REQUIREMENT: Find every line with the word "connection". Copy those lines.

MATERIAL FOR THE TASK:

· · · · · · ·

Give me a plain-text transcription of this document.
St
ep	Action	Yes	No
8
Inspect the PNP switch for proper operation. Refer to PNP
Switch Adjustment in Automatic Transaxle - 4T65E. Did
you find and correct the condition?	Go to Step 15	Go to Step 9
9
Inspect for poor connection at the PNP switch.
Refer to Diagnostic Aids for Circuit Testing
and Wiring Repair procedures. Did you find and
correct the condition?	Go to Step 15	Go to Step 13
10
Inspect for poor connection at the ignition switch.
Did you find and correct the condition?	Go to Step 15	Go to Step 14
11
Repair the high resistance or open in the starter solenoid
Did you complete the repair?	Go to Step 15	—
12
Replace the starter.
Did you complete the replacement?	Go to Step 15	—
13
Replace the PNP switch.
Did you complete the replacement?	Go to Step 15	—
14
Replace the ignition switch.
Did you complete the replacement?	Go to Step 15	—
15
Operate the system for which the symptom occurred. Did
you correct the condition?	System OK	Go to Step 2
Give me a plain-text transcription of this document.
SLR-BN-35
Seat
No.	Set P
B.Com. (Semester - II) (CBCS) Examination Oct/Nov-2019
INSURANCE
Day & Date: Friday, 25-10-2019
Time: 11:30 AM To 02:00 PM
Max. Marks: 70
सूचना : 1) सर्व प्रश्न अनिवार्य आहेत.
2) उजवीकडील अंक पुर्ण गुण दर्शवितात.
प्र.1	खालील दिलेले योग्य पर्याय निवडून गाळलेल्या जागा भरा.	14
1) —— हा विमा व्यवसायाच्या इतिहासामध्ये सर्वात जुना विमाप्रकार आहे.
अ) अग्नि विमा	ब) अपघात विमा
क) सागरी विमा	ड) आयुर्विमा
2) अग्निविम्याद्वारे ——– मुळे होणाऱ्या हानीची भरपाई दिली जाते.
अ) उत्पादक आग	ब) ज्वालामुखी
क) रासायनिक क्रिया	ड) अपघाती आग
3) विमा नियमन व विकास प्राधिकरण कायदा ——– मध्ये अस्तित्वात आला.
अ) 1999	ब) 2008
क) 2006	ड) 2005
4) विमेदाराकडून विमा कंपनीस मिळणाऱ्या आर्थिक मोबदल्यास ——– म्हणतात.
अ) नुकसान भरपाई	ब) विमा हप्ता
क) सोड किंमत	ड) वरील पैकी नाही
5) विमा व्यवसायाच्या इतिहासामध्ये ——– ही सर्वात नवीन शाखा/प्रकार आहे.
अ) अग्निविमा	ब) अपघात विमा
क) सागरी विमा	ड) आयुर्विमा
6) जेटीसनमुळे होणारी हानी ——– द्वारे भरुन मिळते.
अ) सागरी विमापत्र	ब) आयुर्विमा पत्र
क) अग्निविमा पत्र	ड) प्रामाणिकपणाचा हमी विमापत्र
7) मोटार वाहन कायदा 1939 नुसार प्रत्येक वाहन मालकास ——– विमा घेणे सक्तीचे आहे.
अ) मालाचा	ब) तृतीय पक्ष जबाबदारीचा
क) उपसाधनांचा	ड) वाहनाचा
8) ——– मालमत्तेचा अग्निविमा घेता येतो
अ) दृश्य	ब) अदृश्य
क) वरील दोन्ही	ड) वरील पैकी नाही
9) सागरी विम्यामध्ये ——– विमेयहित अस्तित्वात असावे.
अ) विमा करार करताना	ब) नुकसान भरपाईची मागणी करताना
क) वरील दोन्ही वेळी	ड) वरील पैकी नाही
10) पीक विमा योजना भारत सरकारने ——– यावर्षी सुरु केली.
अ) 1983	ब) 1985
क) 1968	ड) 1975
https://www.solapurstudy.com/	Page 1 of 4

· · · · · · ·

ANSWER TO THIS EXERCISE:
Inspect for poor connection at the PNP switch.
Inspect for poor connection at the ignition switch.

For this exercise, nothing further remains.